> Request
Pick out every line with the word "Radachse" and copy it.

[Records contained in a dataset]

## begin

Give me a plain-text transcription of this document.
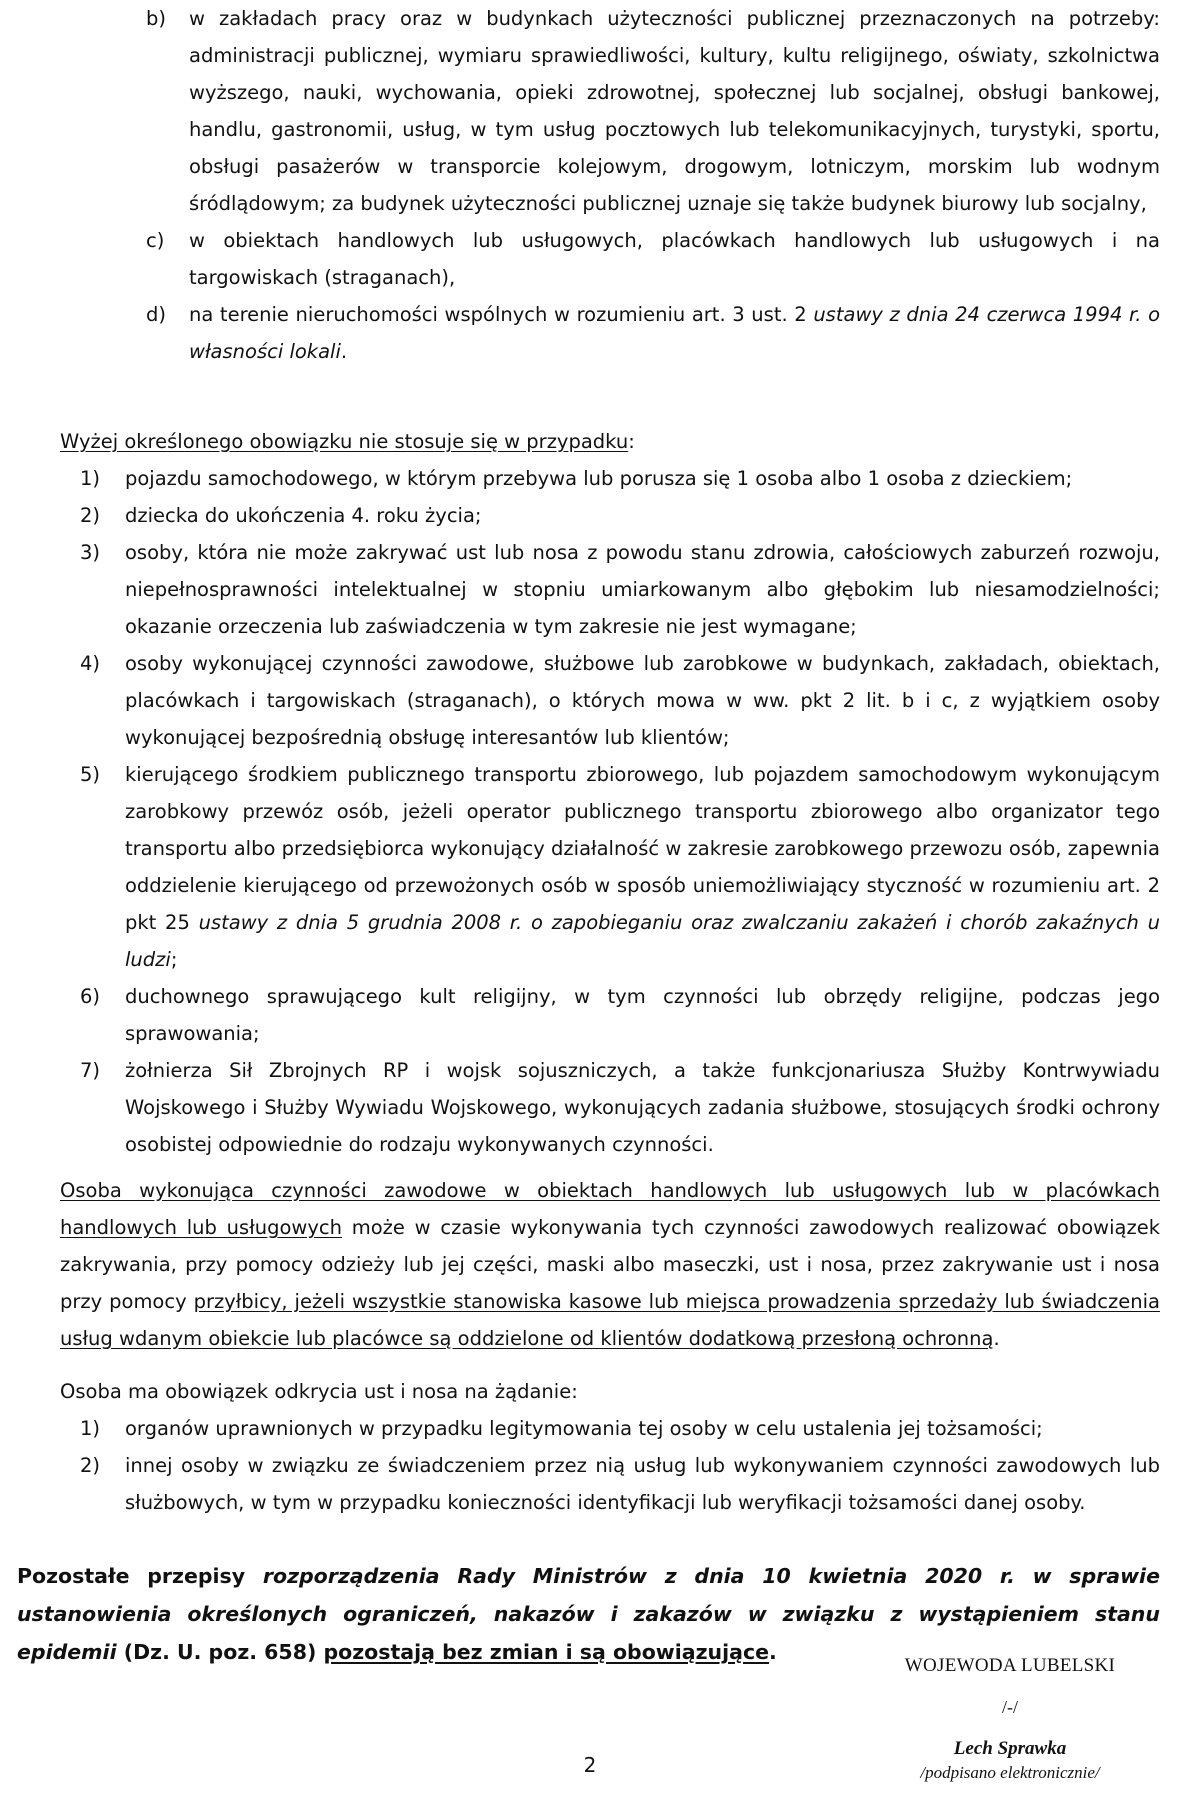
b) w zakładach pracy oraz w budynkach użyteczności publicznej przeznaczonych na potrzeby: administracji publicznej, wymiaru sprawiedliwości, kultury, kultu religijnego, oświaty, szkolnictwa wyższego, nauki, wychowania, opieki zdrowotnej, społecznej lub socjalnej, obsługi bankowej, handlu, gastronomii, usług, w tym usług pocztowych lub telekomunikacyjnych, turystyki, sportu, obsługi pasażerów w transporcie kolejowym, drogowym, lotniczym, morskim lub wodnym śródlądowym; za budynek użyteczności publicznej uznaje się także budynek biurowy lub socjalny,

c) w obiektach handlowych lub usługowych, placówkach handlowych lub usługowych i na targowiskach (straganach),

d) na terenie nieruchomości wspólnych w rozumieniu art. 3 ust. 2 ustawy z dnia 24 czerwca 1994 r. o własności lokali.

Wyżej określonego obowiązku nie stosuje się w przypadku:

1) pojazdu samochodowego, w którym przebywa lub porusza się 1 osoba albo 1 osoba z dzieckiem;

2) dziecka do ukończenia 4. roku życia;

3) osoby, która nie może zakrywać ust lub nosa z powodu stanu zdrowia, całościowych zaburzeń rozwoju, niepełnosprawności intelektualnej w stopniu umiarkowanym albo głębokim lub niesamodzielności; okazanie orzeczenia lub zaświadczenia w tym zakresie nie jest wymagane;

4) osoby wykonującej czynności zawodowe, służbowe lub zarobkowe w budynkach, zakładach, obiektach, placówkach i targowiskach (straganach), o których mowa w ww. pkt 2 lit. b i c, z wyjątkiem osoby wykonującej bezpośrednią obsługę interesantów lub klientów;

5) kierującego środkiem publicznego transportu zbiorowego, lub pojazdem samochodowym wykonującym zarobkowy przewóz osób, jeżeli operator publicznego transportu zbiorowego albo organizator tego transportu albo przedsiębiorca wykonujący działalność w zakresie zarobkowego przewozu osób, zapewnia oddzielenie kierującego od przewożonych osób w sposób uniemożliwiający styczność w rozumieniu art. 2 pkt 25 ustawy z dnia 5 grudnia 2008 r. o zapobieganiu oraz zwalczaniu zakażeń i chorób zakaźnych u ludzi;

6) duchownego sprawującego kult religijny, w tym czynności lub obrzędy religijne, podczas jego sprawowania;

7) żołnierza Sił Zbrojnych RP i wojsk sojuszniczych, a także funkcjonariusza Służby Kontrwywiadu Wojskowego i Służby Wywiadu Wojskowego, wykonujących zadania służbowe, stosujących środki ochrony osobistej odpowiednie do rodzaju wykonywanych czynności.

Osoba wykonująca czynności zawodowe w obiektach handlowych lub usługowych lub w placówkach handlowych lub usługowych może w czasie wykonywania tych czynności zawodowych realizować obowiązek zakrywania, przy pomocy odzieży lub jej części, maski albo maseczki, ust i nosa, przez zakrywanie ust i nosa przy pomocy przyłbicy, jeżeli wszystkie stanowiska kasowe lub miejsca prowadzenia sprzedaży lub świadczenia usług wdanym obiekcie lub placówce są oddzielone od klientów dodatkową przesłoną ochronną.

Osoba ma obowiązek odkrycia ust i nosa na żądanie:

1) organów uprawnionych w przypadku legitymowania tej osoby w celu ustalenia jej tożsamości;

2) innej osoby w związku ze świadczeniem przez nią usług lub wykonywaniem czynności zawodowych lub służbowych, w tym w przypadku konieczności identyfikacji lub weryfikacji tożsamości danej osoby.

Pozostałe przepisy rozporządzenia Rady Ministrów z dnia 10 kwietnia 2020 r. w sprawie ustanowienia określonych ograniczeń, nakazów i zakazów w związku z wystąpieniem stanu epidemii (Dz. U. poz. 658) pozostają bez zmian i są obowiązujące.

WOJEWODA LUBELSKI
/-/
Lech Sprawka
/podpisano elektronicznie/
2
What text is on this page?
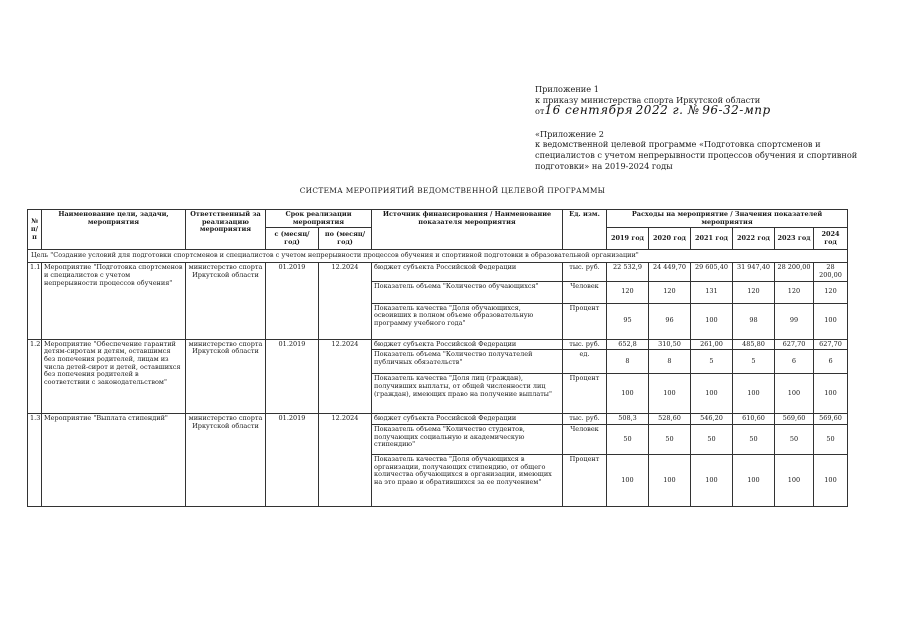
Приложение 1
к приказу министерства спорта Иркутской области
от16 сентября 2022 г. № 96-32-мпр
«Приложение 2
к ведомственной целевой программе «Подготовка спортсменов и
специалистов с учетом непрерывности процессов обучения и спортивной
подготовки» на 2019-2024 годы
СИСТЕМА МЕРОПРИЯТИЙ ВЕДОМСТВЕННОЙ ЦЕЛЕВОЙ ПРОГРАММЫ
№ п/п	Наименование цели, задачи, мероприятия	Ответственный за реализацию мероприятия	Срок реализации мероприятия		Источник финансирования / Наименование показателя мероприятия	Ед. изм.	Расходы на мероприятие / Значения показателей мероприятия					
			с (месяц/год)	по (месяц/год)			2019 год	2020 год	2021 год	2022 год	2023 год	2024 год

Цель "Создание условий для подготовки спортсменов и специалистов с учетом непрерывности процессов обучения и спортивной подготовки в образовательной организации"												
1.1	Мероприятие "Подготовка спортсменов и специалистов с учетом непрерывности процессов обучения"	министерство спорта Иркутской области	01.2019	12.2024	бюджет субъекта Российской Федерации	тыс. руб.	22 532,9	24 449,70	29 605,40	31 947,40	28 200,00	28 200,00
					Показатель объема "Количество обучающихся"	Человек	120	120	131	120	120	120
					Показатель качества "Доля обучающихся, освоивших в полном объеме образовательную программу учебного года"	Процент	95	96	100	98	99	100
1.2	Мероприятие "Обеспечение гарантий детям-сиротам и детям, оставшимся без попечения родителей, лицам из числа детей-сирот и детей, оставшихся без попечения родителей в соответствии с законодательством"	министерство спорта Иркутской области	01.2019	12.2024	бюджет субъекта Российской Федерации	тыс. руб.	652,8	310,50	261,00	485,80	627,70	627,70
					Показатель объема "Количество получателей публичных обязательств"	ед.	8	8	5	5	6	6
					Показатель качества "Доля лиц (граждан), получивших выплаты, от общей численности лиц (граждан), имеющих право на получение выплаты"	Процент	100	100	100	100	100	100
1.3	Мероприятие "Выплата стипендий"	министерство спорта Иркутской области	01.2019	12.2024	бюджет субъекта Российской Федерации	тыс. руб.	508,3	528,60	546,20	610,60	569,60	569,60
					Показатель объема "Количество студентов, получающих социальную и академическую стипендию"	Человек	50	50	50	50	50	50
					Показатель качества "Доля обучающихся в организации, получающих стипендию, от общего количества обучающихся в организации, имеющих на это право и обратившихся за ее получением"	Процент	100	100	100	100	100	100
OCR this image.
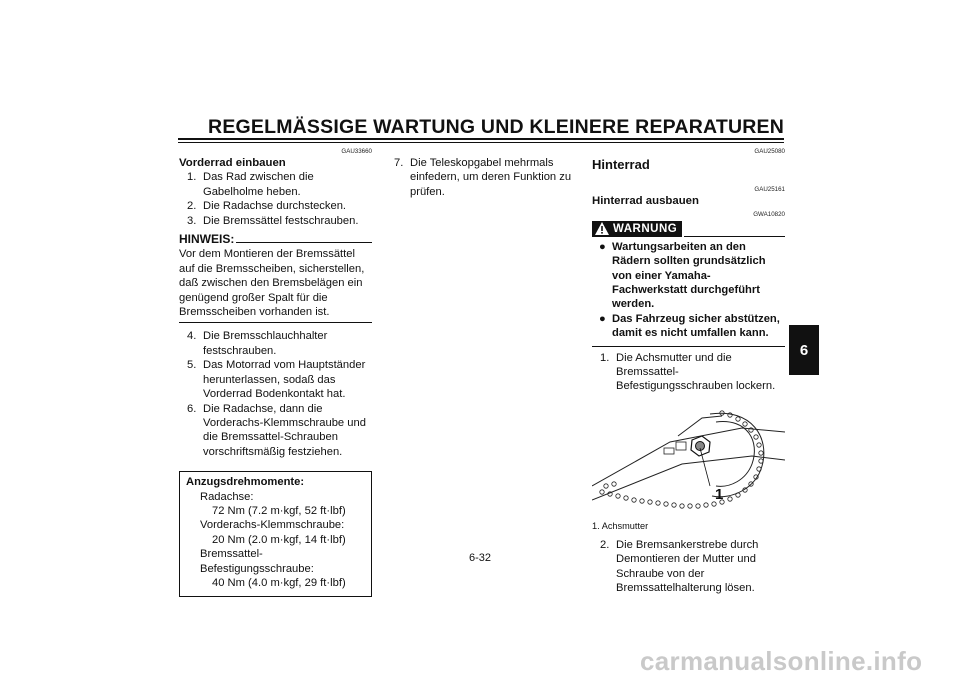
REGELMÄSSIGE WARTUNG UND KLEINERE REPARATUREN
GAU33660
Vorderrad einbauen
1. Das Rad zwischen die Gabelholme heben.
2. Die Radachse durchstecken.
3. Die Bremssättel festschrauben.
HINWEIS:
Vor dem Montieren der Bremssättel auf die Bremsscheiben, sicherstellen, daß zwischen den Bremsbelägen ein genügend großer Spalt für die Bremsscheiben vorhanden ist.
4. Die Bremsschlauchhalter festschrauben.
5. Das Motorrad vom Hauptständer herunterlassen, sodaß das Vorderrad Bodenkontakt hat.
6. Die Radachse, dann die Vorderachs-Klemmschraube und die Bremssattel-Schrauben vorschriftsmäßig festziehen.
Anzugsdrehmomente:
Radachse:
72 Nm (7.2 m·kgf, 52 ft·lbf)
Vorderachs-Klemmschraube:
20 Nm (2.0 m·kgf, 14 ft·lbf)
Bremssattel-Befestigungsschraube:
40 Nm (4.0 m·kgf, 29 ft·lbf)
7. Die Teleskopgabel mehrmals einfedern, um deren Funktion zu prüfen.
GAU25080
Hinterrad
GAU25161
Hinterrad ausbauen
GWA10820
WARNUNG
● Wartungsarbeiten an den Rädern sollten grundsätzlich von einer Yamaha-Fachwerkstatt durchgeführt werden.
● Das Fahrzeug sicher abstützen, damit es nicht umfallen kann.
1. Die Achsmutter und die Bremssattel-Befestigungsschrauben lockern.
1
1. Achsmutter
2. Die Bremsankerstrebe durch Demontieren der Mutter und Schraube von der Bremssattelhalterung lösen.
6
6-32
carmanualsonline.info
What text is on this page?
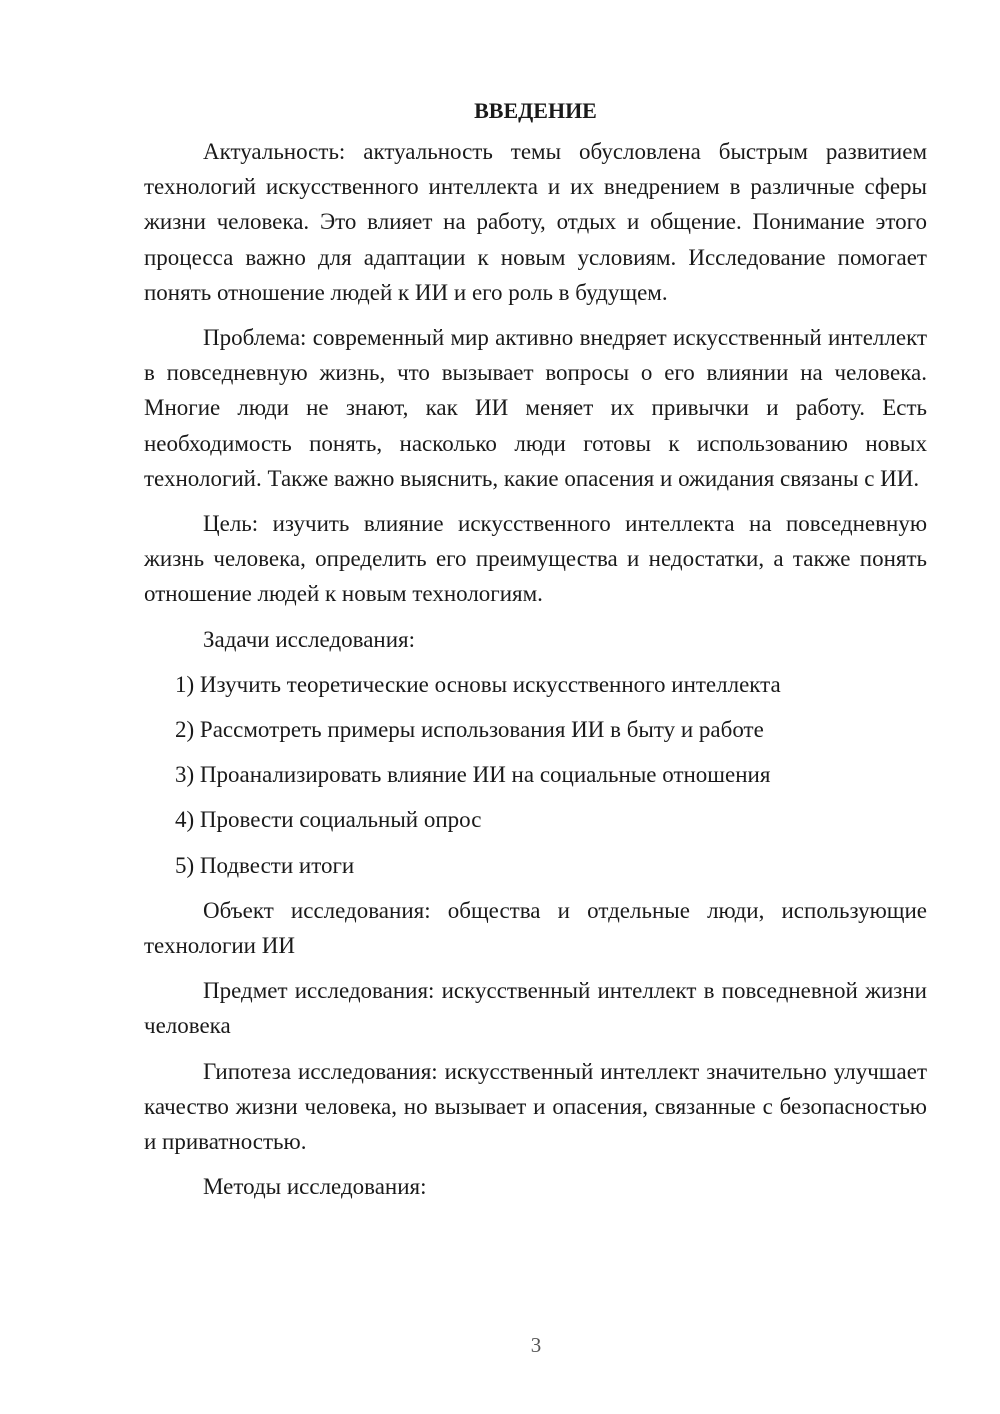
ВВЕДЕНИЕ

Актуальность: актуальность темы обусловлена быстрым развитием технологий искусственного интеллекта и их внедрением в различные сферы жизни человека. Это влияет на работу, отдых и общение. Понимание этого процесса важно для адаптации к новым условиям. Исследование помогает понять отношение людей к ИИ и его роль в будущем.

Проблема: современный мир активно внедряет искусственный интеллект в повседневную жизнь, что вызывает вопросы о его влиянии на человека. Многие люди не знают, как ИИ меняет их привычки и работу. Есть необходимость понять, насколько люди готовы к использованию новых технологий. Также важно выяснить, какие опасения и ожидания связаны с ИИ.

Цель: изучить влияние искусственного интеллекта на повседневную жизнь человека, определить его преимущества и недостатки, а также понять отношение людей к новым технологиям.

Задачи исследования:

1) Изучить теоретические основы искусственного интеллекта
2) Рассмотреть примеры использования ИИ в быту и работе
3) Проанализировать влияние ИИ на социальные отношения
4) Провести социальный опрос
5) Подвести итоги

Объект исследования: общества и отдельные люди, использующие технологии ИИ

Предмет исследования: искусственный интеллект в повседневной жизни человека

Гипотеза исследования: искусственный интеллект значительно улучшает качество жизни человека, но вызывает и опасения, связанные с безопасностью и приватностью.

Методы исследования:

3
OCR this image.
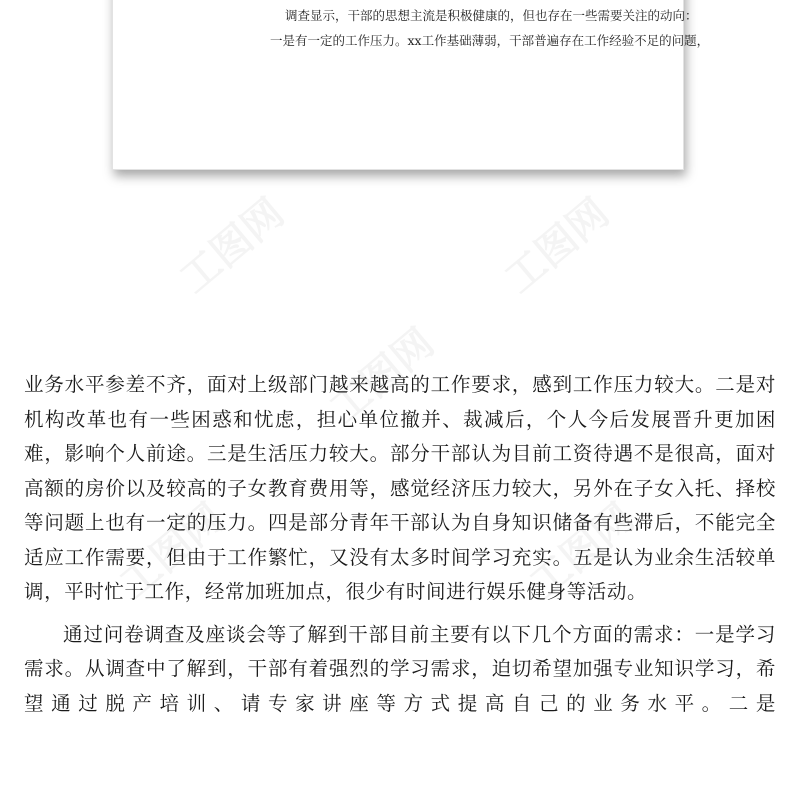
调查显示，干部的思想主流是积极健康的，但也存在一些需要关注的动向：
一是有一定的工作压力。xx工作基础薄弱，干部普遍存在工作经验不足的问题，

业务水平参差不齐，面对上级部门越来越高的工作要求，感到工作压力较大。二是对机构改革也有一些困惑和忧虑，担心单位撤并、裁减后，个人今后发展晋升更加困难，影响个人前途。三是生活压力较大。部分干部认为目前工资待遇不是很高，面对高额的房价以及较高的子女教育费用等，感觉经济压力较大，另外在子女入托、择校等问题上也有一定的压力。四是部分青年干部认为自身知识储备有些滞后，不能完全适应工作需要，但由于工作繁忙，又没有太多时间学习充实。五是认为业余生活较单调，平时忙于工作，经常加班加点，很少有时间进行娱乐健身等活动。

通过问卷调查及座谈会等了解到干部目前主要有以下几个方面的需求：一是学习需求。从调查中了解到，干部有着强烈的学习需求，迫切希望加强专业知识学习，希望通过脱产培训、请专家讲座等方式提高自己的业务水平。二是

## end

> Answer to the exercise
2. Die Radachse durchstecken.
6. Die Radachse, dann die Vorderachs-Klemmschraube und die Bremssattel-Schrauben vorschriftsmäßig festziehen.
Radachse:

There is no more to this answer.